DATA SUPPLIED
┌──

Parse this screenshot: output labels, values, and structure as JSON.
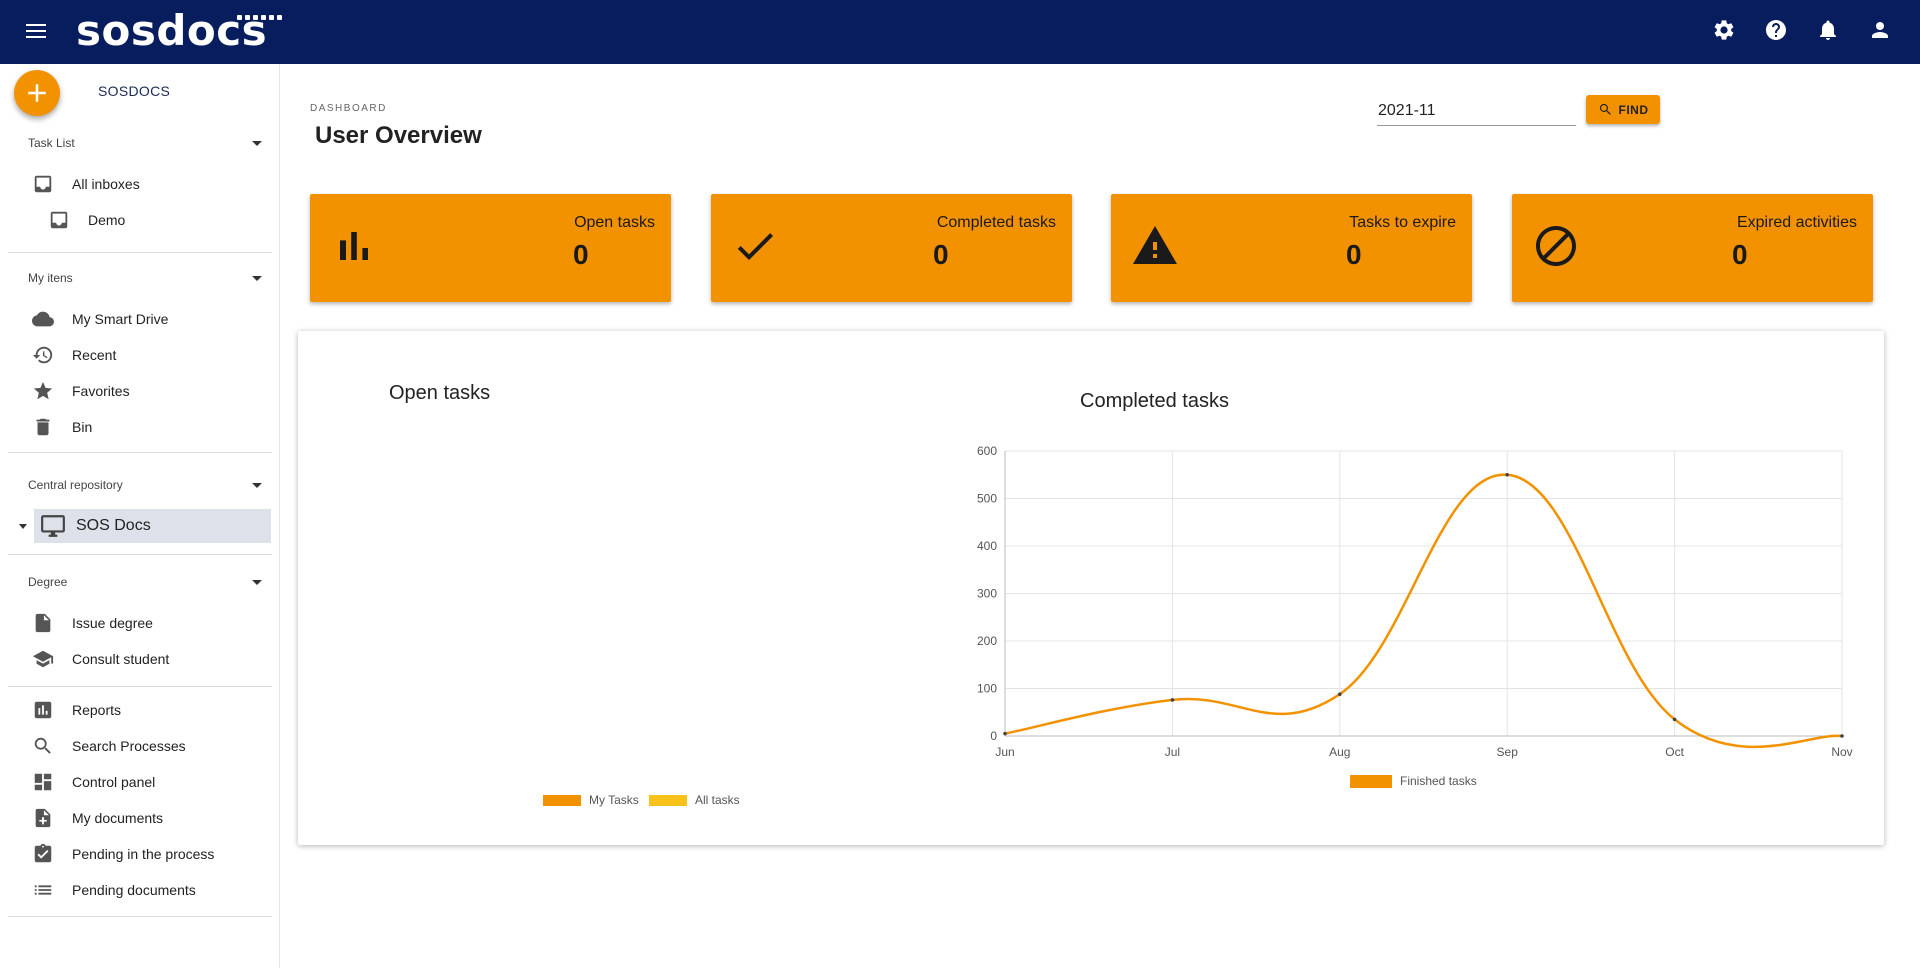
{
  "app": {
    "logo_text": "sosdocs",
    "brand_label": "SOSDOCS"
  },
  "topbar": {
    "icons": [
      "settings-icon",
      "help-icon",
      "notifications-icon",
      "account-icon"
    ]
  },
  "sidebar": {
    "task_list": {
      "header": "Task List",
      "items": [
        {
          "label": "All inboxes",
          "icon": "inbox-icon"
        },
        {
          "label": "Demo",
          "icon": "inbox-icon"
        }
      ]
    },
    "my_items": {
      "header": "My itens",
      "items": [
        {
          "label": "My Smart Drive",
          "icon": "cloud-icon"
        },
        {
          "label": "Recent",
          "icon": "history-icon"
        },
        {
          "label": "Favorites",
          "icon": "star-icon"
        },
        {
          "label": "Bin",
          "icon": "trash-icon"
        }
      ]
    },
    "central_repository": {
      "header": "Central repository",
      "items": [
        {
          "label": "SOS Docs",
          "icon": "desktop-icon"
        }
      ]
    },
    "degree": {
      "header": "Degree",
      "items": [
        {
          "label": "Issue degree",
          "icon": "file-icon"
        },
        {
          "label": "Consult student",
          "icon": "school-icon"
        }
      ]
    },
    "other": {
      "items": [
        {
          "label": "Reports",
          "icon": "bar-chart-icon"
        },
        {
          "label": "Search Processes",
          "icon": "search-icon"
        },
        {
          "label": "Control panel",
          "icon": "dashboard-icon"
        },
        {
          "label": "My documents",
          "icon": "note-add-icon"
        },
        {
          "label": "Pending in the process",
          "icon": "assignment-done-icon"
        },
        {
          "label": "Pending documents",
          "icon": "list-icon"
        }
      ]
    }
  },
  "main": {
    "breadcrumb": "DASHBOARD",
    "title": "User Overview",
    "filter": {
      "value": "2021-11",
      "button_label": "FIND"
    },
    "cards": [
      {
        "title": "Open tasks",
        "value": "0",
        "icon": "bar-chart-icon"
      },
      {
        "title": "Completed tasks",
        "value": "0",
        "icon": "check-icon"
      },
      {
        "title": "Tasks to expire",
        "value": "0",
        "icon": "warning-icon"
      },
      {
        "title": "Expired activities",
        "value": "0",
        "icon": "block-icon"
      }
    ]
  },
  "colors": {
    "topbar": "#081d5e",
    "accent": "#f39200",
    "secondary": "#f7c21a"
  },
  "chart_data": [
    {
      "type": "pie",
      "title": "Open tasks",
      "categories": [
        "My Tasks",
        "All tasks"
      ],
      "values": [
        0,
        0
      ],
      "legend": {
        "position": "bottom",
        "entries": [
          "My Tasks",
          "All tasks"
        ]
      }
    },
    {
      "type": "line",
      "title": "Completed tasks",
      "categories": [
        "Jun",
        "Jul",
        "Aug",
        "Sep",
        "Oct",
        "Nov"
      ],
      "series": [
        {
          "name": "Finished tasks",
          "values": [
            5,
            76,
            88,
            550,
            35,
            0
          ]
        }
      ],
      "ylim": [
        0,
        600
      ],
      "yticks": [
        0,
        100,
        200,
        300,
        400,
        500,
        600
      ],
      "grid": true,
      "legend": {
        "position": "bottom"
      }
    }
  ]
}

└──
┌──

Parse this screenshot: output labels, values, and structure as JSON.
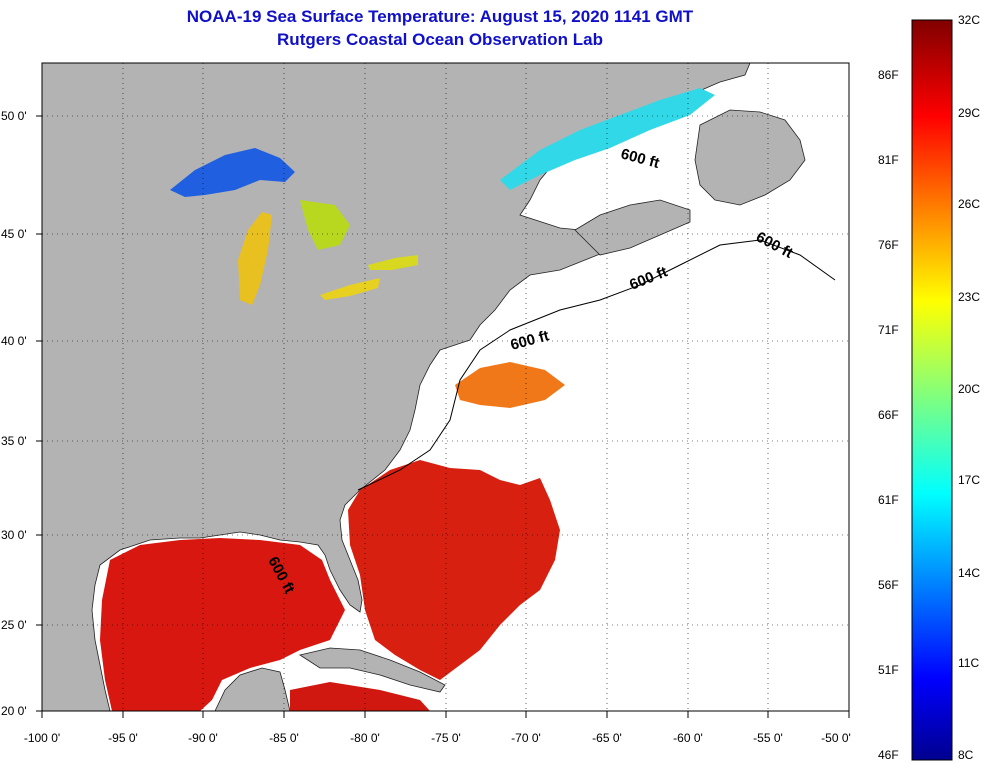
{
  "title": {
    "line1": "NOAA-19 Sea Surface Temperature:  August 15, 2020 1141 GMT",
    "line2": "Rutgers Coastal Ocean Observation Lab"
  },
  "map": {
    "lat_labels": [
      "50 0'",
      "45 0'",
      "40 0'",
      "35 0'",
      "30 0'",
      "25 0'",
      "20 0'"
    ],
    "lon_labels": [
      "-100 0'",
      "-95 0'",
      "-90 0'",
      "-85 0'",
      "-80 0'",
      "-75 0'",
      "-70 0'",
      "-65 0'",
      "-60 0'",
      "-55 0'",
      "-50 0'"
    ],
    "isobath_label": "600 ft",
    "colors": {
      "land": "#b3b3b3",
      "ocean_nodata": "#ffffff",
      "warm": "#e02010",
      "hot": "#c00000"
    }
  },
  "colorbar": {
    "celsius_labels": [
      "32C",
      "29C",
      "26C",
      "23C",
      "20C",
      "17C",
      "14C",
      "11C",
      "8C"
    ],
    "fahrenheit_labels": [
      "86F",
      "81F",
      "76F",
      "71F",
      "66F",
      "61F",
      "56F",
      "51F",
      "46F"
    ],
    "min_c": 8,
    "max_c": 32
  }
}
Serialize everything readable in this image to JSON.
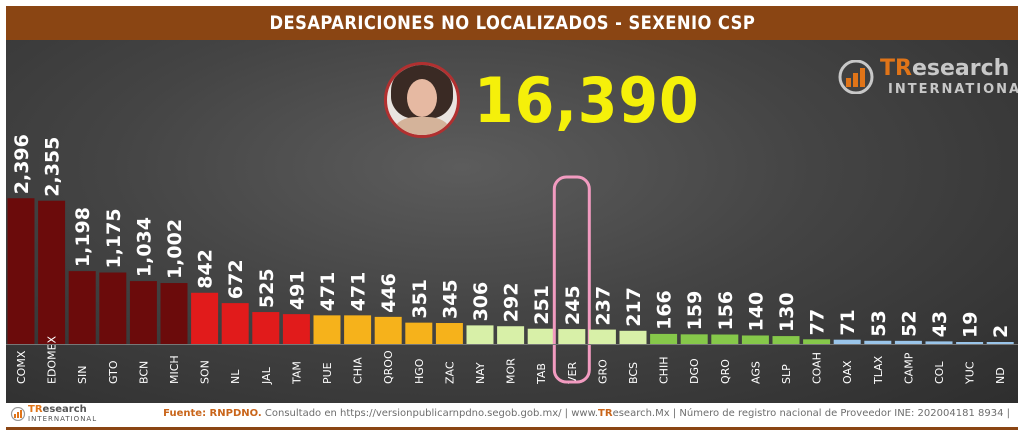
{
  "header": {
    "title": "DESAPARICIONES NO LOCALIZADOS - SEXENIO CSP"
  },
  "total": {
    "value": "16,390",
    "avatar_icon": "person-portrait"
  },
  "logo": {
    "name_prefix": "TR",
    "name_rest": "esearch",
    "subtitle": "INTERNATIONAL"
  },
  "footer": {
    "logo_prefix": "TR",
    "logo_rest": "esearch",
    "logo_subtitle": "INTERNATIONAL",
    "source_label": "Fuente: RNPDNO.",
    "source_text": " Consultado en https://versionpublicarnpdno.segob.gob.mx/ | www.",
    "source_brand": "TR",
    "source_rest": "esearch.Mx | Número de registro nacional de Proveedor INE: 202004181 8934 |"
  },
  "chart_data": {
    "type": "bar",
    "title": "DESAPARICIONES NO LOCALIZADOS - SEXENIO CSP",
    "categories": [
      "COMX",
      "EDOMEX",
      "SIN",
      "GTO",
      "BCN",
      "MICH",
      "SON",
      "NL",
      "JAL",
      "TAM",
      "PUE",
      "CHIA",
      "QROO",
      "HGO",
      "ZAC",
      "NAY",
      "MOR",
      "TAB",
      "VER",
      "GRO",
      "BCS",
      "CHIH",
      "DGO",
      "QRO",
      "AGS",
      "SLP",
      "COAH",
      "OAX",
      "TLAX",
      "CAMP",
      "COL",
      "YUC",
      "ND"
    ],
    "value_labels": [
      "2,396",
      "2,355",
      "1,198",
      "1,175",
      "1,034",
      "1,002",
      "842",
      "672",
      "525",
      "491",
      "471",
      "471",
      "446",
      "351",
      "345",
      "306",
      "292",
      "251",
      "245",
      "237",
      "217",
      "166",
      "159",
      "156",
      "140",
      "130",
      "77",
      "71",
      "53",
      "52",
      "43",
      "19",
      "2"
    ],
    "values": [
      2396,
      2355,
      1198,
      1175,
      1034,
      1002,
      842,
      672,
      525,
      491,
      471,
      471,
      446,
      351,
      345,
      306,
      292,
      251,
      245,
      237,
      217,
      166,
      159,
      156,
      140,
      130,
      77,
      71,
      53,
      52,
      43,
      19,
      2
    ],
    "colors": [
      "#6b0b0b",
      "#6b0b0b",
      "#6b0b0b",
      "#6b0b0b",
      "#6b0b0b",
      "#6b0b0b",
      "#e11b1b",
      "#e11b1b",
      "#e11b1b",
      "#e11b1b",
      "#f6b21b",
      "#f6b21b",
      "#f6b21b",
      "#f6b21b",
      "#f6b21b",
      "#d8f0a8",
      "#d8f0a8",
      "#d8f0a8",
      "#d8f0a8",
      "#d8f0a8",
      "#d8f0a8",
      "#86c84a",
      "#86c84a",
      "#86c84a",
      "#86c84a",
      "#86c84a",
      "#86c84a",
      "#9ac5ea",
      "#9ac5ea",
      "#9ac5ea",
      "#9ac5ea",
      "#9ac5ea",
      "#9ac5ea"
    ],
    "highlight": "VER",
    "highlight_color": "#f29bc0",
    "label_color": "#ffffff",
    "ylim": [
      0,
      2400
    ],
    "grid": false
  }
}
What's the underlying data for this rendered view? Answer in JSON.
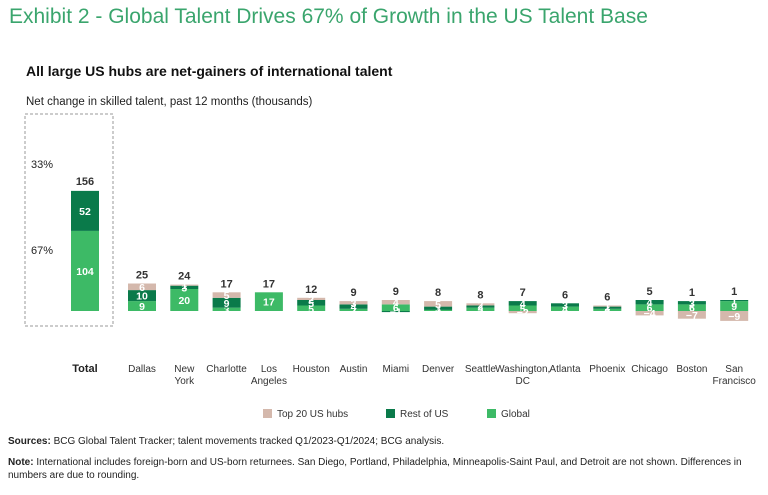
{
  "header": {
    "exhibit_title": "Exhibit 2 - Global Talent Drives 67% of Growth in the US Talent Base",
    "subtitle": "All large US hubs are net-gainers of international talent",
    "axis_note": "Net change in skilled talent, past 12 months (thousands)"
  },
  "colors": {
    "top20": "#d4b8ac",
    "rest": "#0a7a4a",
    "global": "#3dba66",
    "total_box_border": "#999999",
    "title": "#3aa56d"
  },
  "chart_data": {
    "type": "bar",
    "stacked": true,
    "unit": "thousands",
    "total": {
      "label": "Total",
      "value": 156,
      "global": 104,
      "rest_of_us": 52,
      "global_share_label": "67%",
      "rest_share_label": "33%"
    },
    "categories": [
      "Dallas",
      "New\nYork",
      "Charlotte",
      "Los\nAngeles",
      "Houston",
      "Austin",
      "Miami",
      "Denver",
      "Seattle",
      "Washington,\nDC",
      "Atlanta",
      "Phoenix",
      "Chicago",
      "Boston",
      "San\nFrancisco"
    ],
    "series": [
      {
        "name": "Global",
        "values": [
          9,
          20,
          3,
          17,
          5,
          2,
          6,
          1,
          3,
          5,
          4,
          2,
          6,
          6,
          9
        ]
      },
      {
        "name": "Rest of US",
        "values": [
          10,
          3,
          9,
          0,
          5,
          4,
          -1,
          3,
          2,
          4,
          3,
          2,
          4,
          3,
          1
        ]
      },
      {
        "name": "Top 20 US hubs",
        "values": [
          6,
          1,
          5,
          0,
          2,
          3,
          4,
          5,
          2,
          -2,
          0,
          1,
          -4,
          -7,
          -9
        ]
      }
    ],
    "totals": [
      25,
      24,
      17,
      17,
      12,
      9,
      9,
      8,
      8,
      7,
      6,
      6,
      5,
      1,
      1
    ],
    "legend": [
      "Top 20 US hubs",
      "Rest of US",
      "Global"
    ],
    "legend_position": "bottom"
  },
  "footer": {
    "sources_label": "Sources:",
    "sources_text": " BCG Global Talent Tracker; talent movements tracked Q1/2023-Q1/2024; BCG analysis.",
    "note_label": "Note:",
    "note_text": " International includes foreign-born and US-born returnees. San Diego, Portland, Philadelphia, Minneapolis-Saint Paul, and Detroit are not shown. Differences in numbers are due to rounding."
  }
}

└──

THE TASK
What is the number of lines that hold the string "Pending"? Reply with that number alone.

RESULT OF THIS EXERCISE
2